Task to carry out: From the entries that follow, extract each line holding the string "data".

☆ ☆ ☆ ☆ ☆ ☆ ☆

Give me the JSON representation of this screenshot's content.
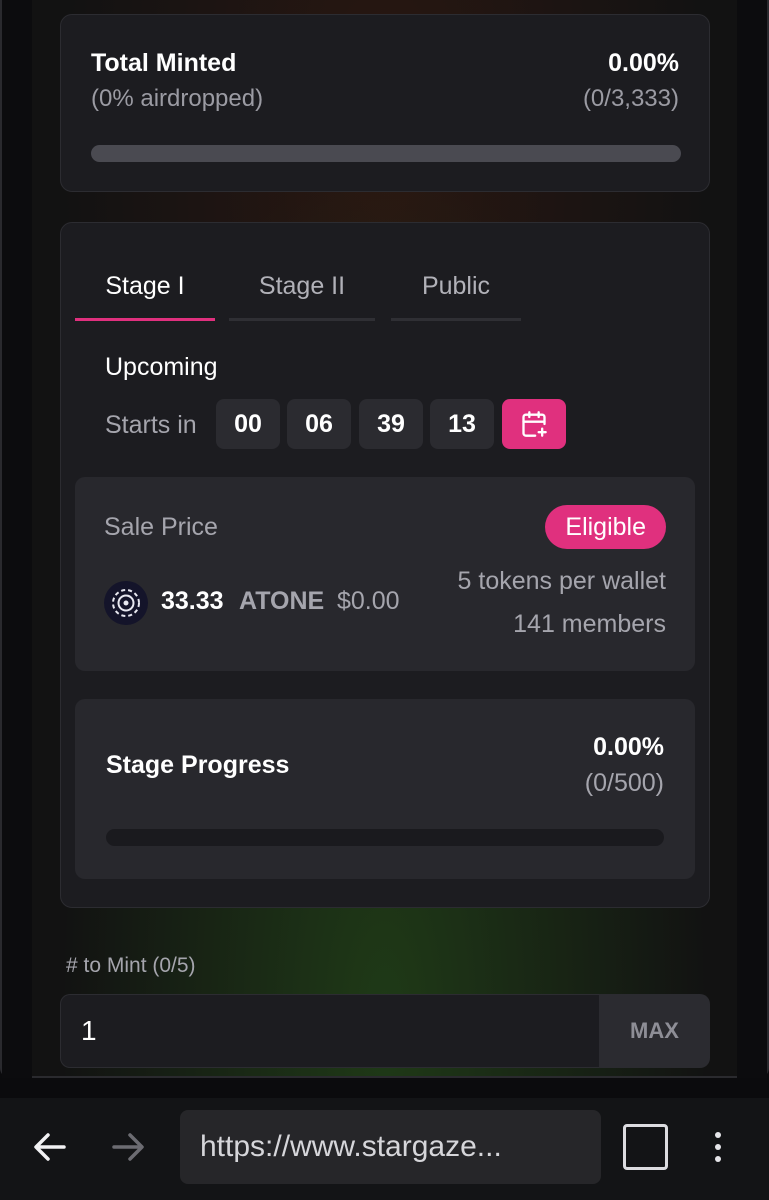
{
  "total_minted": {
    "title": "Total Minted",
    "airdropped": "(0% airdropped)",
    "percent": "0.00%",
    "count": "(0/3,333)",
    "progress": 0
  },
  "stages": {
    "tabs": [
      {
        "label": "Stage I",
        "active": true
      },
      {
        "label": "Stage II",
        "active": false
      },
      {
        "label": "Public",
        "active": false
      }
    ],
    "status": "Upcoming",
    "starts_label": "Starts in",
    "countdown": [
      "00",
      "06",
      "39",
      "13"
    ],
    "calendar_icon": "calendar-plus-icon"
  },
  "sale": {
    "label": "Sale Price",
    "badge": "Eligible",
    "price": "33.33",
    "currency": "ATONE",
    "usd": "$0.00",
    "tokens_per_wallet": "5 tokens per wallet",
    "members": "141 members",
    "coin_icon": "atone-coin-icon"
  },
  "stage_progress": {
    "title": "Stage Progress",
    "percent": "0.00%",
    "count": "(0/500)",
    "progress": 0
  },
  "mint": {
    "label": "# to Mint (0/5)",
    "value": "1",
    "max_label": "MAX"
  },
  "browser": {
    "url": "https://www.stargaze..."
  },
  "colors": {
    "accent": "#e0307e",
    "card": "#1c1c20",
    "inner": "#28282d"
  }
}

☆ ☆ ☆ ☆ ☆ ☆ ☆

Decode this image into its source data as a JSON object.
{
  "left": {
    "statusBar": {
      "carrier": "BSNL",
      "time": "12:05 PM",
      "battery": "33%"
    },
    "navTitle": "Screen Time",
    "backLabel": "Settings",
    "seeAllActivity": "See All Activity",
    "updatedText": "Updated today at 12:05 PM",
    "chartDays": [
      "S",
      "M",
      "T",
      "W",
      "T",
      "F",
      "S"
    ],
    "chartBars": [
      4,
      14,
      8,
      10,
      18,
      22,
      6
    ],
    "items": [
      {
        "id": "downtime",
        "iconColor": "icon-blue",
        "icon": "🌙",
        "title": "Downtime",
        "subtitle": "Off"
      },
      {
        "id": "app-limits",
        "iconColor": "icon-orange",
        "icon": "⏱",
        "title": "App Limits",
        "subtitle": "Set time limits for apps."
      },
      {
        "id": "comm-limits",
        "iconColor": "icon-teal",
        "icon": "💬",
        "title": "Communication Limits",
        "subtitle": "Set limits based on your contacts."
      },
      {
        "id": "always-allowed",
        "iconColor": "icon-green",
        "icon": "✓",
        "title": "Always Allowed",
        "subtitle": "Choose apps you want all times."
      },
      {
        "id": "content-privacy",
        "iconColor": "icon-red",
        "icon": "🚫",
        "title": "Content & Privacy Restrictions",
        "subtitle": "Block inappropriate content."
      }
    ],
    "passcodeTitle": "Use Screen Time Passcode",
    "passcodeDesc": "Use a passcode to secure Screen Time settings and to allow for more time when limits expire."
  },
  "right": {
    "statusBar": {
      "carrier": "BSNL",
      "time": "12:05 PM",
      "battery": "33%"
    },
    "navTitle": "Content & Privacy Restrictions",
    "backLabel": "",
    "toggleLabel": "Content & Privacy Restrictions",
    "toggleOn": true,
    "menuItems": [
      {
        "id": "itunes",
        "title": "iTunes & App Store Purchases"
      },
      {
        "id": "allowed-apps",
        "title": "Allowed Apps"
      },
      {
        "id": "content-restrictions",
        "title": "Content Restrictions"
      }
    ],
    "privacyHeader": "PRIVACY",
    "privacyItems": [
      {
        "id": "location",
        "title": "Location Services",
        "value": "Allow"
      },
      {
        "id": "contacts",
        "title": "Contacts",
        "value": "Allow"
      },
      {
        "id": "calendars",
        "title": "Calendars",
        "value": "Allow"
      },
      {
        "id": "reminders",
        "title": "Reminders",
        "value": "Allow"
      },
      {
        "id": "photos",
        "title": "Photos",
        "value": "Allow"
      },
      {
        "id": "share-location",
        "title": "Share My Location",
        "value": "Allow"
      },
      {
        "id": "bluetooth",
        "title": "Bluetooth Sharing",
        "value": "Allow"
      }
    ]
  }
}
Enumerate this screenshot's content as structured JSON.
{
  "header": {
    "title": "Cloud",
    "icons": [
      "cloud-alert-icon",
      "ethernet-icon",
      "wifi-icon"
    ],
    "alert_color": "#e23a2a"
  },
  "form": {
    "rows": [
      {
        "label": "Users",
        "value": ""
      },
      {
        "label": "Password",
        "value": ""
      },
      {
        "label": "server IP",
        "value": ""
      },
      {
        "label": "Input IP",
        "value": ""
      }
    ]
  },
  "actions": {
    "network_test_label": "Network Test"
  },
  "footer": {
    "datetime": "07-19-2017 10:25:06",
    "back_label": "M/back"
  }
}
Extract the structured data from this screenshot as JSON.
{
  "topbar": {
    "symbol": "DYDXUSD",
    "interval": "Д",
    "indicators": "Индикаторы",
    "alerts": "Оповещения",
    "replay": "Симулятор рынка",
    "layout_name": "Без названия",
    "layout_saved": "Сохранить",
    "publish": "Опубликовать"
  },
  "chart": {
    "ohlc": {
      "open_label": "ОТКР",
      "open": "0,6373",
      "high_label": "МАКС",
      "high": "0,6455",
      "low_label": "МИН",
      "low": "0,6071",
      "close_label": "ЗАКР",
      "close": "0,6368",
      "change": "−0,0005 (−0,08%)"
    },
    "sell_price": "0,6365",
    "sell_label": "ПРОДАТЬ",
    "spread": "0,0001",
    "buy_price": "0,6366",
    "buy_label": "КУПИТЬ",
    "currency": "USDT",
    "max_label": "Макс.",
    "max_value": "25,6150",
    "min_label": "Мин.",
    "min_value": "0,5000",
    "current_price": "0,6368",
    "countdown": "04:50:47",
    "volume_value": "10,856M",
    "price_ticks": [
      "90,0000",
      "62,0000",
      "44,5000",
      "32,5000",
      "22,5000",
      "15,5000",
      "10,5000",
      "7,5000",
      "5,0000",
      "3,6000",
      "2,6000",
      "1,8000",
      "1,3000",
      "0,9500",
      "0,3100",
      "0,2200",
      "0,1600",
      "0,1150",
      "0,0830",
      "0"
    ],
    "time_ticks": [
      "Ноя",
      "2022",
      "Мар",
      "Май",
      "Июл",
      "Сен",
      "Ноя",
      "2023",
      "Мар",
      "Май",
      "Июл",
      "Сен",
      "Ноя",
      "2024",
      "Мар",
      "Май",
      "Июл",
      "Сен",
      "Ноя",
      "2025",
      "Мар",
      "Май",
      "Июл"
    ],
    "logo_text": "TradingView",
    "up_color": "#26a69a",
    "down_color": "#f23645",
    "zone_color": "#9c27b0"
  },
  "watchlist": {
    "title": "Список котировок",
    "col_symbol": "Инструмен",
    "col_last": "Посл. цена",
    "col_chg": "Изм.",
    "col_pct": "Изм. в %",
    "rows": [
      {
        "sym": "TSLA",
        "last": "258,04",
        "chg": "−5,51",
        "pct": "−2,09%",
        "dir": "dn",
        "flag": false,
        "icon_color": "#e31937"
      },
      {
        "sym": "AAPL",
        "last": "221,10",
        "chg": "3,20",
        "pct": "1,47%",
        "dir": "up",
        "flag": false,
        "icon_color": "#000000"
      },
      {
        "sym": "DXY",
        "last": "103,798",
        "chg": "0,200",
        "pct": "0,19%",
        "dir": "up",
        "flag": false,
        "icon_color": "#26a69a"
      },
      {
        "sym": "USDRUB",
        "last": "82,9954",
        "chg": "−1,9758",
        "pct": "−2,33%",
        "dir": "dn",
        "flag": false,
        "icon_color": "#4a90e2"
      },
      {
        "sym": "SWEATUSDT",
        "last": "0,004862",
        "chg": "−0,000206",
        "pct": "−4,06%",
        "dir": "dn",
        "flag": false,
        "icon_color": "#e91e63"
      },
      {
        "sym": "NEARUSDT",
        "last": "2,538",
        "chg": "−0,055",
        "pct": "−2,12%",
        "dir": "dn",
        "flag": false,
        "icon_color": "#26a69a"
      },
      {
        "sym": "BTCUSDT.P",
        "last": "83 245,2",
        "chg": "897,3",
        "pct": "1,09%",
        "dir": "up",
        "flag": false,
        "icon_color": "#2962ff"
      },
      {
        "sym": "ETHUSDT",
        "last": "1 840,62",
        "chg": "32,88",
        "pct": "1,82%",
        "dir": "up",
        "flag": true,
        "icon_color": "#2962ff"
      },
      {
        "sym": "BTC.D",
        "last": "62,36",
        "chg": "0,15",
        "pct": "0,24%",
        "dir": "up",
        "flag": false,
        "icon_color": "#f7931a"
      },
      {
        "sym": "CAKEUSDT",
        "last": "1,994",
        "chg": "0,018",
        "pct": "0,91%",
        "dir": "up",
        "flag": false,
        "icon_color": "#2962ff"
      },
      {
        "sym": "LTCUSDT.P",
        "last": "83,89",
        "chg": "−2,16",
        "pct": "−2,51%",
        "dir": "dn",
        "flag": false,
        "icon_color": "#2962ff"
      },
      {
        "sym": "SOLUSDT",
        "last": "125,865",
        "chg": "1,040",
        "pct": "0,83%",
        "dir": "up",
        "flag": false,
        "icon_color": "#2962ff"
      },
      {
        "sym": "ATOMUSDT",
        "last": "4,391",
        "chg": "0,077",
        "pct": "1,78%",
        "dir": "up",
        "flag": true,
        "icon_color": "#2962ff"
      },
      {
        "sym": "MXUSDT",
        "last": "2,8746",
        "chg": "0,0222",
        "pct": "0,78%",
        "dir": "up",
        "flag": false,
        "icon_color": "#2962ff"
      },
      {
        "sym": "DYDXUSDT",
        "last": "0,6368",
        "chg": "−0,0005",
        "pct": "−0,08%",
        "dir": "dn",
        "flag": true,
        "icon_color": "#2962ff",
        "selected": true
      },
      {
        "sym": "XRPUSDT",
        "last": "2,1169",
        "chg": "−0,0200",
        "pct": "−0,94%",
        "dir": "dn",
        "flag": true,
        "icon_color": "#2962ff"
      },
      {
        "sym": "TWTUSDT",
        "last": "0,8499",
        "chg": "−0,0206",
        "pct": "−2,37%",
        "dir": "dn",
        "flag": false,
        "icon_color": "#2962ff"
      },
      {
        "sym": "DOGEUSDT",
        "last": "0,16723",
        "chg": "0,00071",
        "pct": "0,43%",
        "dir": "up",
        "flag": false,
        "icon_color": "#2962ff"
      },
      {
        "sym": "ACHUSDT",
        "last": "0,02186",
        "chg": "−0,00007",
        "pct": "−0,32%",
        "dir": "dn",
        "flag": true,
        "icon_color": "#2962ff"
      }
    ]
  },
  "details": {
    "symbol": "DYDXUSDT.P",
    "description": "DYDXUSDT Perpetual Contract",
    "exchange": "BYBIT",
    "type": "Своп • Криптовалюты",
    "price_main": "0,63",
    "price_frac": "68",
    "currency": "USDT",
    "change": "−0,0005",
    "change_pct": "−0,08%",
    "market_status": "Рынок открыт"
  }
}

☆ ☆ ☆ ☆ ☆ ☆ ☆

Output for this task:
Decode this image into its source data as a JSON object.
Extract the structured data from this screenshot as JSON.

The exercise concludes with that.